## MATERIAL FOR THE TASK
## Start
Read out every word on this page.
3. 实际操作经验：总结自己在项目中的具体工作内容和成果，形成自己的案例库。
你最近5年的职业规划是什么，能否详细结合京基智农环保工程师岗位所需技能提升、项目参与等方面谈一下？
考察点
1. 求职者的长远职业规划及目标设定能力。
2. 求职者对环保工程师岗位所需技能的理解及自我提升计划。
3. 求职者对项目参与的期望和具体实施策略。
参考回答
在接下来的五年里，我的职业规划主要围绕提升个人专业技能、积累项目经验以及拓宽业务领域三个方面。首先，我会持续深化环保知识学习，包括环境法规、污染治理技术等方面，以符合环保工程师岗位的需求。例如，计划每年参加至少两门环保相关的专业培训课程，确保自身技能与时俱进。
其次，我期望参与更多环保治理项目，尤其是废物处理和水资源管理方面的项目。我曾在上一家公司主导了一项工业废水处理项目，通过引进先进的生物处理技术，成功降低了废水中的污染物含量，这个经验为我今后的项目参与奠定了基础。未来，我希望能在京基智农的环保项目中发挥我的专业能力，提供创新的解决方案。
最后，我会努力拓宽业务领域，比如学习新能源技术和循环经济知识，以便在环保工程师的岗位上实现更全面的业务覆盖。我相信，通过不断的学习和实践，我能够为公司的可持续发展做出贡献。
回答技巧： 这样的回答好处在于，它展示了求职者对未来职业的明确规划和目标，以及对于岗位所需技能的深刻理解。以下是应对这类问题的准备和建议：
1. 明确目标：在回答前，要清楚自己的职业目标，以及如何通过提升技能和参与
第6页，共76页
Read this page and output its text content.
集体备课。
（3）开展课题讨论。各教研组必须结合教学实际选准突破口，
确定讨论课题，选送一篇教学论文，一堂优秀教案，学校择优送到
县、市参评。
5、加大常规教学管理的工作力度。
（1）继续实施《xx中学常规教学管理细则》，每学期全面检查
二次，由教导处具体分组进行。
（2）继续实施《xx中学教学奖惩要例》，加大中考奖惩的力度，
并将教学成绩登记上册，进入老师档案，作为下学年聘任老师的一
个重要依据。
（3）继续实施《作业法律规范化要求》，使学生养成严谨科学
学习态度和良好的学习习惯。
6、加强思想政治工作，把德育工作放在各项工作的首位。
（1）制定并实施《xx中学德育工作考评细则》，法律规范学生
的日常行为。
## End
Every line above should be retyped exactly as given.

## REPLY TO THE EXERCISE
Read out every word on this page.
3. 实际操作经验：总结自己在项目中的具体工作内容和成果，形成自己的案例库。
你最近5年的职业规划是什么，能否详细结合京基智农环保工程师岗位所需技能提升、项目参与等方面谈一下？
考察点
1. 求职者的长远职业规划及目标设定能力。
2. 求职者对环保工程师岗位所需技能的理解及自我提升计划。
3. 求职者对项目参与的期望和具体实施策略。
参考回答
在接下来的五年里，我的职业规划主要围绕提升个人专业技能、积累项目经验以及拓宽业务领域三个方面。首先，我会持续深化环保知识学习，包括环境法规、污染治理技术等方面，以符合环保工程师岗位的需求。例如，计划每年参加至少两门环保相关的专业培训课程，确保自身技能与时俱进。
其次，我期望参与更多环保治理项目，尤其是废物处理和水资源管理方面的项目。我曾在上一家公司主导了一项工业废水处理项目，通过引进先进的生物处理技术，成功降低了废水中的污染物含量，这个经验为我今后的项目参与奠定了基础。未来，我希望能在京基智农的环保项目中发挥我的专业能力，提供创新的解决方案。
最后，我会努力拓宽业务领域，比如学习新能源技术和循环经济知识，以便在环保工程师的岗位上实现更全面的业务覆盖。我相信，通过不断的学习和实践，我能够为公司的可持续发展做出贡献。
回答技巧： 这样的回答好处在于，它展示了求职者对未来职业的明确规划和目标，以及对于岗位所需技能的深刻理解。以下是应对这类问题的准备和建议：
1. 明确目标：在回答前，要清楚自己的职业目标，以及如何通过提升技能和参与
第6页，共76页
Read this page and output its text content.
集体备课。
（3）开展课题讨论。各教研组必须结合教学实际选准突破口，
确定讨论课题，选送一篇教学论文，一堂优秀教案，学校择优送到
县、市参评。
5、加大常规教学管理的工作力度。
（1）继续实施《xx中学常规教学管理细则》，每学期全面检查
二次，由教导处具体分组进行。
（2）继续实施《xx中学教学奖惩要例》，加大中考奖惩的力度，
并将教学成绩登记上册，进入老师档案，作为下学年聘任老师的一
个重要依据。
（3）继续实施《作业法律规范化要求》，使学生养成严谨科学
学习态度和良好的学习习惯。
6、加强思想政治工作，把德育工作放在各项工作的首位。
（1）制定并实施《xx中学德育工作考评细则》，法律规范学生
的日常行为。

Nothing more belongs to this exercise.